▶ _PROBLEM REQUIREMENTS_
Pictures do not belong in the copy; transcribe everything else in the records exactly.

— START OF INPUT MATERIAL —

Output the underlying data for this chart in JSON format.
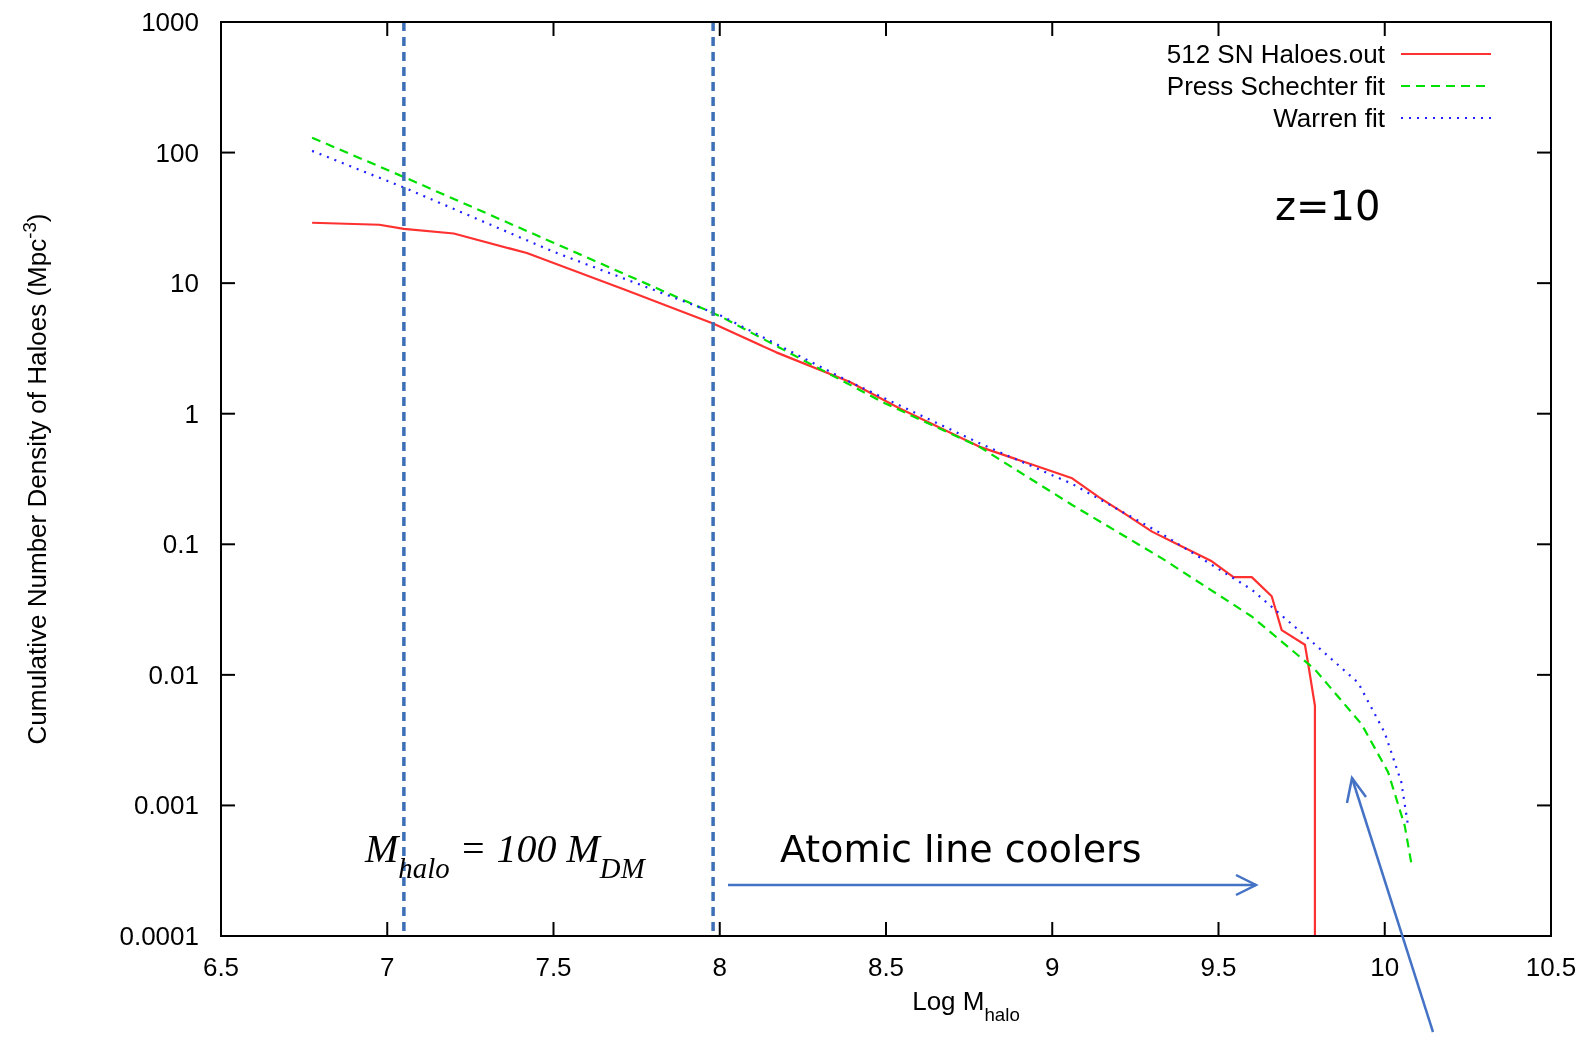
{
  "chart_data": {
    "type": "line",
    "xlabel": "Log M$_{halo}$",
    "ylabel": "Cumulative Number Density of Haloes (Mpc$^{-3}$)",
    "log": "y",
    "xlim": [
      6.5,
      10.5
    ],
    "ylim": [
      0.0001,
      1000
    ],
    "xticks": [
      6.5,
      7,
      7.5,
      8,
      8.5,
      9,
      9.5,
      10,
      10.5
    ],
    "yticks": [
      0.0001,
      0.001,
      0.01,
      0.1,
      1,
      10,
      100,
      1000
    ],
    "grid": false,
    "legend": "top right",
    "series": [
      {
        "name": "512 SN Haloes.out",
        "color": "#ff3030",
        "line_style": "solid",
        "x": [
          6.774,
          6.976,
          7.05,
          7.2,
          7.42,
          7.715,
          7.98,
          8.17,
          8.39,
          8.54,
          8.78,
          8.95,
          9.06,
          9.14,
          9.22,
          9.3,
          9.39,
          9.48,
          9.545,
          9.6,
          9.66,
          9.69,
          9.76,
          9.77,
          9.79,
          9.79
        ],
        "values": [
          29,
          28,
          26,
          24,
          17,
          8.9,
          4.9,
          2.95,
          1.76,
          1.1,
          0.56,
          0.4,
          0.32,
          0.23,
          0.17,
          0.125,
          0.096,
          0.074,
          0.056,
          0.056,
          0.04,
          0.022,
          0.017,
          0.012,
          0.0058,
          0.0001
        ]
      },
      {
        "name": "Press Schechter fit",
        "color": "#00e000",
        "line_style": "dashed",
        "x": [
          6.774,
          7.05,
          7.5,
          8,
          8.5,
          8.78,
          9.06,
          9.33,
          9.6,
          9.79,
          9.93,
          10.01,
          10.06,
          10.08
        ],
        "values": [
          130,
          65,
          20.4,
          5.6,
          1.19,
          0.56,
          0.2,
          0.078,
          0.028,
          0.011,
          0.0042,
          0.0018,
          0.0007,
          0.00036
        ]
      },
      {
        "name": "Warren fit",
        "color": "#2020ff",
        "line_style": "dotted",
        "x": [
          6.774,
          7.05,
          7.5,
          8,
          8.39,
          8.79,
          9.06,
          9.33,
          9.6,
          9.77,
          9.92,
          10.0,
          10.05,
          10.07
        ],
        "values": [
          103,
          54,
          17.4,
          5.7,
          1.76,
          0.58,
          0.29,
          0.12,
          0.045,
          0.019,
          0.0087,
          0.0036,
          0.0015,
          0.0007
        ]
      }
    ],
    "ref_lines": [
      {
        "axis": "x",
        "value": 7.05,
        "color": "#3d6fb6",
        "line_style": "dashed"
      },
      {
        "axis": "x",
        "value": 7.98,
        "color": "#3d6fb6",
        "line_style": "dashed"
      }
    ],
    "annotations": [
      "z=10",
      "M$_{halo}$ = 100 M$_{DM}$",
      "Atomic line coolers"
    ]
  }
}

— END OF INPUT MATERIAL —

▶ _SOLUTION TO THIS TASK_
Output the underlying data for this chart in JSON format.
{
  "chart_data": {
    "type": "line",
    "xlabel": "Log M$_{halo}$",
    "ylabel": "Cumulative Number Density of Haloes (Mpc$^{-3}$)",
    "log": "y",
    "xlim": [
      6.5,
      10.5
    ],
    "ylim": [
      0.0001,
      1000
    ],
    "xticks": [
      6.5,
      7,
      7.5,
      8,
      8.5,
      9,
      9.5,
      10,
      10.5
    ],
    "yticks": [
      0.0001,
      0.001,
      0.01,
      0.1,
      1,
      10,
      100,
      1000
    ],
    "grid": false,
    "legend": "top right",
    "series": [
      {
        "name": "512 SN Haloes.out",
        "color": "#ff3030",
        "line_style": "solid",
        "x": [
          6.774,
          6.976,
          7.05,
          7.2,
          7.42,
          7.715,
          7.98,
          8.17,
          8.39,
          8.54,
          8.78,
          8.95,
          9.06,
          9.14,
          9.22,
          9.3,
          9.39,
          9.48,
          9.545,
          9.6,
          9.66,
          9.69,
          9.76,
          9.77,
          9.79,
          9.79
        ],
        "values": [
          29,
          28,
          26,
          24,
          17,
          8.9,
          4.9,
          2.95,
          1.76,
          1.1,
          0.56,
          0.4,
          0.32,
          0.23,
          0.17,
          0.125,
          0.096,
          0.074,
          0.056,
          0.056,
          0.04,
          0.022,
          0.017,
          0.012,
          0.0058,
          0.0001
        ]
      },
      {
        "name": "Press Schechter fit",
        "color": "#00e000",
        "line_style": "dashed",
        "x": [
          6.774,
          7.05,
          7.5,
          8,
          8.5,
          8.78,
          9.06,
          9.33,
          9.6,
          9.79,
          9.93,
          10.01,
          10.06,
          10.08
        ],
        "values": [
          130,
          65,
          20.4,
          5.6,
          1.19,
          0.56,
          0.2,
          0.078,
          0.028,
          0.011,
          0.0042,
          0.0018,
          0.0007,
          0.00036
        ]
      },
      {
        "name": "Warren fit",
        "color": "#2020ff",
        "line_style": "dotted",
        "x": [
          6.774,
          7.05,
          7.5,
          8,
          8.39,
          8.79,
          9.06,
          9.33,
          9.6,
          9.77,
          9.92,
          10.0,
          10.05,
          10.07
        ],
        "values": [
          103,
          54,
          17.4,
          5.7,
          1.76,
          0.58,
          0.29,
          0.12,
          0.045,
          0.019,
          0.0087,
          0.0036,
          0.0015,
          0.0007
        ]
      }
    ],
    "ref_lines": [
      {
        "axis": "x",
        "value": 7.05,
        "color": "#3d6fb6",
        "line_style": "dashed"
      },
      {
        "axis": "x",
        "value": 7.98,
        "color": "#3d6fb6",
        "line_style": "dashed"
      }
    ],
    "annotations": [
      "z=10",
      "M$_{halo}$ = 100 M$_{DM}$",
      "Atomic line coolers"
    ]
  }
}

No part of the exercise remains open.